> [TASK] Print the listing as it stands, omitting all images.

> [DATA SHOWN]
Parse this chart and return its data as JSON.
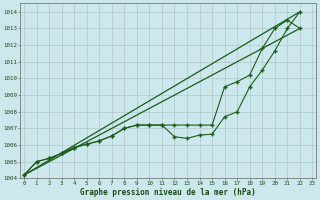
{
  "title": "Graphe pression niveau de la mer (hPa)",
  "ylim": [
    1004,
    1014.5
  ],
  "yticks": [
    1004,
    1005,
    1006,
    1007,
    1008,
    1009,
    1010,
    1011,
    1012,
    1013,
    1014
  ],
  "bg_color": "#cce8ec",
  "grid_color": "#b0c8cc",
  "line_color": "#1a5c1a",
  "xlim": [
    -0.3,
    23.3
  ],
  "series1_x": [
    0,
    22
  ],
  "series1_y": [
    1004.2,
    1014.0
  ],
  "series2_x": [
    0,
    22
  ],
  "series2_y": [
    1004.2,
    1013.0
  ],
  "series3_x": [
    0,
    1,
    2,
    3,
    4,
    5,
    6,
    7,
    8,
    9,
    10,
    11,
    12,
    13,
    14,
    15,
    16,
    17,
    18,
    19,
    20,
    21,
    22
  ],
  "series3_y": [
    1004.2,
    1005.0,
    1005.2,
    1005.5,
    1005.85,
    1006.05,
    1006.25,
    1006.55,
    1007.0,
    1007.2,
    1007.2,
    1007.2,
    1006.5,
    1006.4,
    1006.6,
    1006.65,
    1007.7,
    1008.0,
    1009.5,
    1010.5,
    1011.65,
    1013.0,
    1014.0
  ],
  "series4_x": [
    0,
    1,
    2,
    3,
    4,
    5,
    6,
    7,
    8,
    9,
    10,
    11,
    12,
    13,
    14,
    15,
    16,
    17,
    18,
    19,
    20,
    21,
    22
  ],
  "series4_y": [
    1004.2,
    1005.0,
    1005.2,
    1005.5,
    1005.85,
    1006.05,
    1006.25,
    1006.55,
    1007.0,
    1007.2,
    1007.2,
    1007.2,
    1007.2,
    1007.2,
    1007.2,
    1007.2,
    1009.5,
    1009.8,
    1010.2,
    1011.8,
    1013.0,
    1013.5,
    1013.0
  ]
}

> [CORRECT RESPONSE]
Parse this chart and return its data as JSON.
{
  "title": "Graphe pression niveau de la mer (hPa)",
  "ylim": [
    1004,
    1014.5
  ],
  "yticks": [
    1004,
    1005,
    1006,
    1007,
    1008,
    1009,
    1010,
    1011,
    1012,
    1013,
    1014
  ],
  "bg_color": "#cce8ec",
  "grid_color": "#b0c8cc",
  "line_color": "#1a5c1a",
  "xlim": [
    -0.3,
    23.3
  ],
  "series1_x": [
    0,
    22
  ],
  "series1_y": [
    1004.2,
    1014.0
  ],
  "series2_x": [
    0,
    22
  ],
  "series2_y": [
    1004.2,
    1013.0
  ],
  "series3_x": [
    0,
    1,
    2,
    3,
    4,
    5,
    6,
    7,
    8,
    9,
    10,
    11,
    12,
    13,
    14,
    15,
    16,
    17,
    18,
    19,
    20,
    21,
    22
  ],
  "series3_y": [
    1004.2,
    1005.0,
    1005.2,
    1005.5,
    1005.85,
    1006.05,
    1006.25,
    1006.55,
    1007.0,
    1007.2,
    1007.2,
    1007.2,
    1006.5,
    1006.4,
    1006.6,
    1006.65,
    1007.7,
    1008.0,
    1009.5,
    1010.5,
    1011.65,
    1013.0,
    1014.0
  ],
  "series4_x": [
    0,
    1,
    2,
    3,
    4,
    5,
    6,
    7,
    8,
    9,
    10,
    11,
    12,
    13,
    14,
    15,
    16,
    17,
    18,
    19,
    20,
    21,
    22
  ],
  "series4_y": [
    1004.2,
    1005.0,
    1005.2,
    1005.5,
    1005.85,
    1006.05,
    1006.25,
    1006.55,
    1007.0,
    1007.2,
    1007.2,
    1007.2,
    1007.2,
    1007.2,
    1007.2,
    1007.2,
    1009.5,
    1009.8,
    1010.2,
    1011.8,
    1013.0,
    1013.5,
    1013.0
  ]
}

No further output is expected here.